What you need to do:
Note each line that includes the word "colors". Copy those lines.

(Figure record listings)
• • • • • • •

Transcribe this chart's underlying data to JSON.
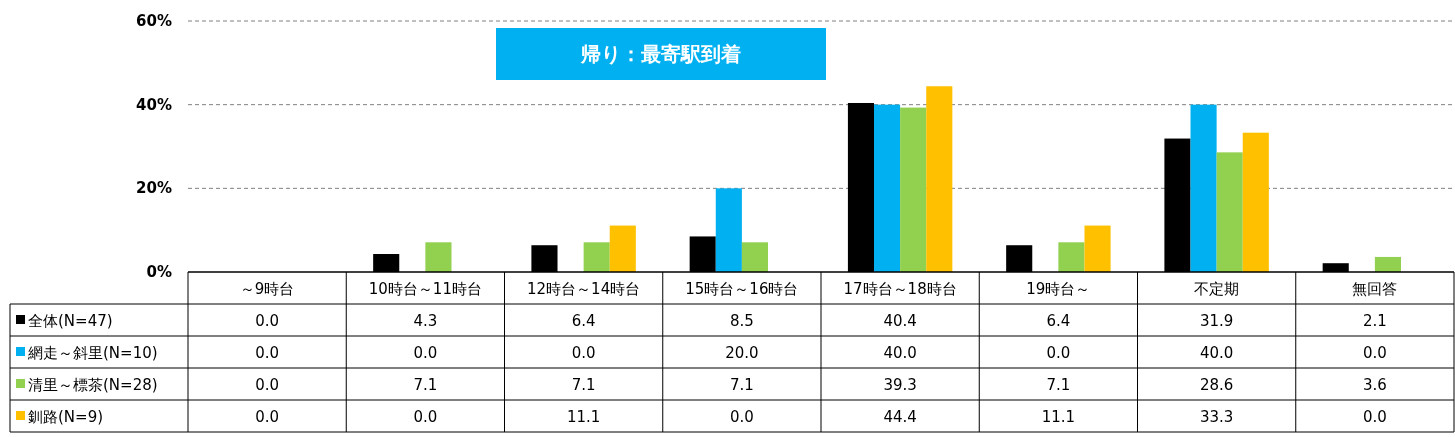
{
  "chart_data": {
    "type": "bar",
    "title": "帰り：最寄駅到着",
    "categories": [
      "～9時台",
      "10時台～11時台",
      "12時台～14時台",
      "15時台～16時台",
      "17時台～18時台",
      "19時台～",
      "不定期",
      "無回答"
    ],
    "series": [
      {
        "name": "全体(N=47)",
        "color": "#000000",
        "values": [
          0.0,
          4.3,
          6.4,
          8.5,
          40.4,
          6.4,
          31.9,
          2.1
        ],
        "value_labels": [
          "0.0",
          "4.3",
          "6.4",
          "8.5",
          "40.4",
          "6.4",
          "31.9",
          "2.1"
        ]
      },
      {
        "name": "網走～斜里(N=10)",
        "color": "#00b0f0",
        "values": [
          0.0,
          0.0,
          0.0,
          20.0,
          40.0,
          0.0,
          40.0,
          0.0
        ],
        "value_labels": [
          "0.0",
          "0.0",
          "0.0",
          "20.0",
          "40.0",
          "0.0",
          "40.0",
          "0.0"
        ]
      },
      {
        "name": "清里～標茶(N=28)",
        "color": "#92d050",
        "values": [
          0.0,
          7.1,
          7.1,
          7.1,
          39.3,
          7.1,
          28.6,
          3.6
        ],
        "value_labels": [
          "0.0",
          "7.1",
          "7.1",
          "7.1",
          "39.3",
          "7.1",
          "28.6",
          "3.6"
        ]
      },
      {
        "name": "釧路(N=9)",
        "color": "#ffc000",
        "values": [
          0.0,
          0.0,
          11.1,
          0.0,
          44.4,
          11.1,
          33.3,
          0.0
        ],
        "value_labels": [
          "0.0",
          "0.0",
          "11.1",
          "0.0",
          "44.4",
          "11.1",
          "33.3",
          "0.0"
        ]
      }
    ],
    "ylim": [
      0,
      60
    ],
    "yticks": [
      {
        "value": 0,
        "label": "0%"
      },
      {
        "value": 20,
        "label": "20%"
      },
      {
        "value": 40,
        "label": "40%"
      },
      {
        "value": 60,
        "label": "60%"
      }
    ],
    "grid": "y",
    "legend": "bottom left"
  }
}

• • • • • • •

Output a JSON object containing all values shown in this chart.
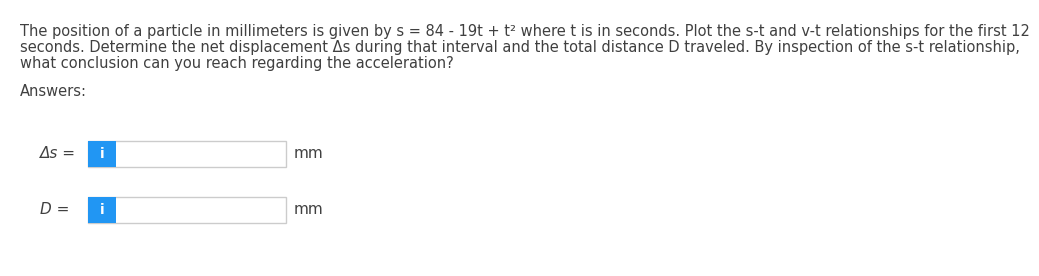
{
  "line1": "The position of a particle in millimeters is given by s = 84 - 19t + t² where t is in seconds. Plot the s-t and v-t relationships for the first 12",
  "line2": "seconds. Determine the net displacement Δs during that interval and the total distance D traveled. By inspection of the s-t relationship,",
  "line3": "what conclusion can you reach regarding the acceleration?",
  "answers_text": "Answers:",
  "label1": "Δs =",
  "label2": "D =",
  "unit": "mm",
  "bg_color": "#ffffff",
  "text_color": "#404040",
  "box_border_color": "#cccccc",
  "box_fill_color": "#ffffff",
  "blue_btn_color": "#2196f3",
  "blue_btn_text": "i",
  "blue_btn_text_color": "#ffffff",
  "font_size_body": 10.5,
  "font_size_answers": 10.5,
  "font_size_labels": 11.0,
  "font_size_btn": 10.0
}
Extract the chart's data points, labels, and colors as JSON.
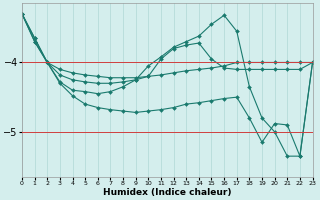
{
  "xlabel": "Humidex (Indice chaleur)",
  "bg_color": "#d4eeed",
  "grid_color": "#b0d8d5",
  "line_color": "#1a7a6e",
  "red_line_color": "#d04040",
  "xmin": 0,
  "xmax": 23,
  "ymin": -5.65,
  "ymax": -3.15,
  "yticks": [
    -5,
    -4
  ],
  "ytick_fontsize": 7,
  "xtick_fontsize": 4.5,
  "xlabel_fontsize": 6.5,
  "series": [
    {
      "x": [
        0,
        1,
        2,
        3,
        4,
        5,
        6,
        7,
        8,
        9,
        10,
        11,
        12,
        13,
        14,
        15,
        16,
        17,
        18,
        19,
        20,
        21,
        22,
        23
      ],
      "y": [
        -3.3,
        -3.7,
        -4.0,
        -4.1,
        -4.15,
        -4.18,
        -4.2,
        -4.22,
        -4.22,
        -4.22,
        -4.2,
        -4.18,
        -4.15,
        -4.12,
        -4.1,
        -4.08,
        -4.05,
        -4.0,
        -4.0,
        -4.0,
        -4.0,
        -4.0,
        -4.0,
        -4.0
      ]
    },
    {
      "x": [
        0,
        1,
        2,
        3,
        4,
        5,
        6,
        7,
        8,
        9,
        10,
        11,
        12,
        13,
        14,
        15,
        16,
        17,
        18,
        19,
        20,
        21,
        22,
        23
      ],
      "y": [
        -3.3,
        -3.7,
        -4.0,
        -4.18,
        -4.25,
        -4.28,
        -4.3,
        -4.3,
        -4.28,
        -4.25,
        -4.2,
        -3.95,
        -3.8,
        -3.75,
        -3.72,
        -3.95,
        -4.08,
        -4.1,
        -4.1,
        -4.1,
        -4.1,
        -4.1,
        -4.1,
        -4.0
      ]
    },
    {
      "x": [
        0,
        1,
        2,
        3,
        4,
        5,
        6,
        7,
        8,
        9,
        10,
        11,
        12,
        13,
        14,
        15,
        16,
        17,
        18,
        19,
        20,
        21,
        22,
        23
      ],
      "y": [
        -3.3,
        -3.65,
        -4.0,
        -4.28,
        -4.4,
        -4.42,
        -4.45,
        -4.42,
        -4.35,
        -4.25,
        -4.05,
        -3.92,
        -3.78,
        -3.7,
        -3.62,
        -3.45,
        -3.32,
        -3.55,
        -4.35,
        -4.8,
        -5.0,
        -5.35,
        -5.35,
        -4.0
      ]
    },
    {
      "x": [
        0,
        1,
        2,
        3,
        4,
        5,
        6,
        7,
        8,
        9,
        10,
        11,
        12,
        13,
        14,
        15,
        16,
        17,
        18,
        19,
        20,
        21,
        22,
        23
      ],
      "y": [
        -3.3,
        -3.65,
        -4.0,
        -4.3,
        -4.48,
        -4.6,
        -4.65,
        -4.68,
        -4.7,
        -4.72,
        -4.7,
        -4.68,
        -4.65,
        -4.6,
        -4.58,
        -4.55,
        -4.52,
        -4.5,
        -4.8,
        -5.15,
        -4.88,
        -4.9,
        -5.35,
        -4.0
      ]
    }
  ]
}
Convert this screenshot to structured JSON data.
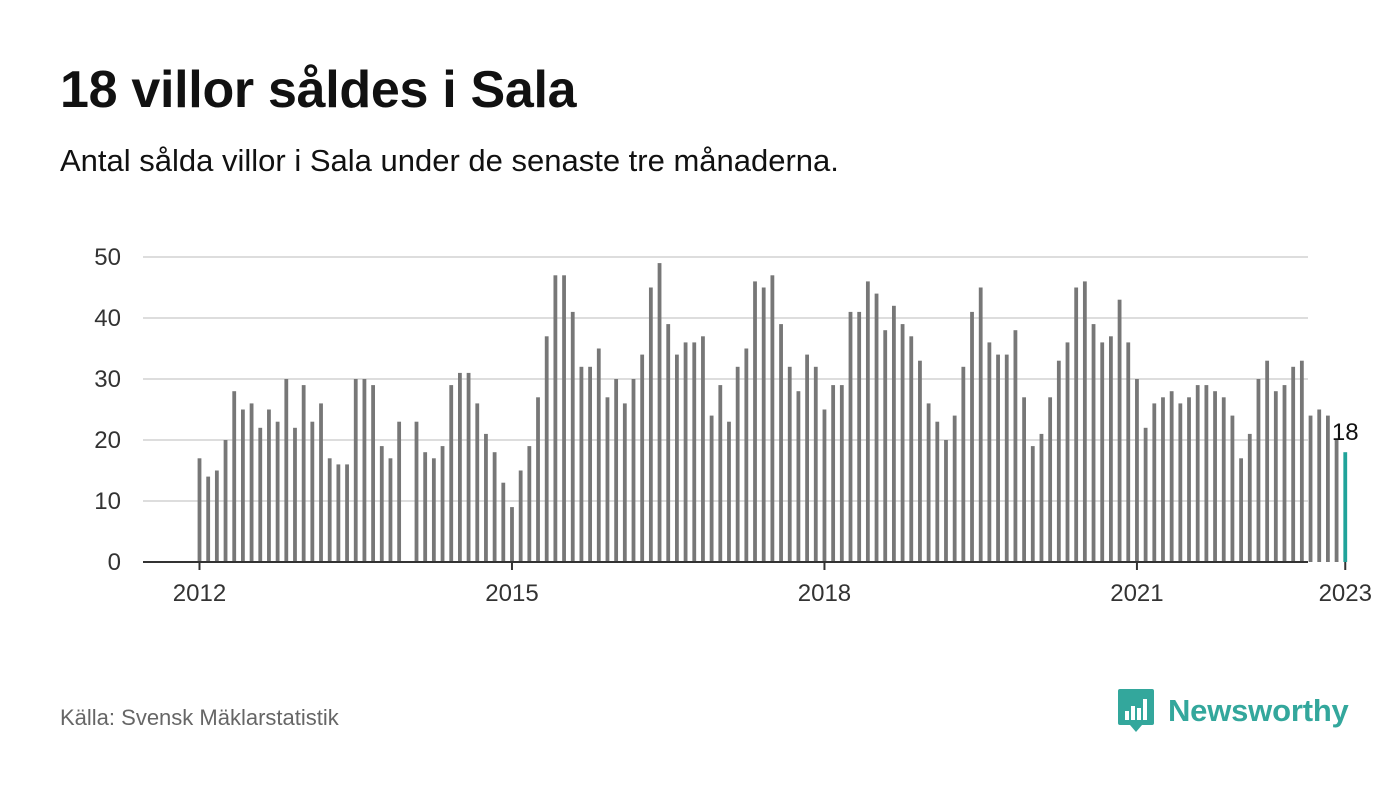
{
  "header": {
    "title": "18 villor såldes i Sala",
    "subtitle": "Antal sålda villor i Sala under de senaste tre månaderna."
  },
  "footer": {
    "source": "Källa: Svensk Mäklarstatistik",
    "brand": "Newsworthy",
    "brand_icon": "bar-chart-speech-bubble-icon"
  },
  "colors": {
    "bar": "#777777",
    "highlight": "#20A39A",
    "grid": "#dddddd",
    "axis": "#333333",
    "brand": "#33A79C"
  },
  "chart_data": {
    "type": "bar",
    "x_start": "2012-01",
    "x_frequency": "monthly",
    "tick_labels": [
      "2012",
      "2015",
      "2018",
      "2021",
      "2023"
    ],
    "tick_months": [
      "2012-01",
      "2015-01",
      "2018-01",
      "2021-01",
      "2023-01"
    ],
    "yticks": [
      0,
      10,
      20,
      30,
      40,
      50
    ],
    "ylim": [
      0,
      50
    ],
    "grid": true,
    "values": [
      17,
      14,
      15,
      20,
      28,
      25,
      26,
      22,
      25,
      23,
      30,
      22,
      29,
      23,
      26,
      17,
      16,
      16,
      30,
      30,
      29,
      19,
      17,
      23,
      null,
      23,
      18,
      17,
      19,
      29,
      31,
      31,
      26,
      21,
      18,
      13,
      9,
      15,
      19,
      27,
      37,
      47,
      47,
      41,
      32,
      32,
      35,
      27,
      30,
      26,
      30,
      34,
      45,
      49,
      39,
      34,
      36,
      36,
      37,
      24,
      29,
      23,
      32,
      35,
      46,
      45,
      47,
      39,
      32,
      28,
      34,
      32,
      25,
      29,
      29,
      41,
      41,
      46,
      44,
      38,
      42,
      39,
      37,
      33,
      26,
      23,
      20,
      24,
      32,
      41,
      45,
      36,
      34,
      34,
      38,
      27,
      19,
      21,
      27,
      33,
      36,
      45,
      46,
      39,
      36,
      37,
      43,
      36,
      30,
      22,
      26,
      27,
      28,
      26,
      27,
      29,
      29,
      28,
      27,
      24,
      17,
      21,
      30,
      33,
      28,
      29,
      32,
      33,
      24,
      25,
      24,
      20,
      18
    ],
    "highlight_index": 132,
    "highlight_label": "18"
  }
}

• • • • • • •

Finished task:
Extract the chart's data points, labels, and colors as JSON.
  "colors": {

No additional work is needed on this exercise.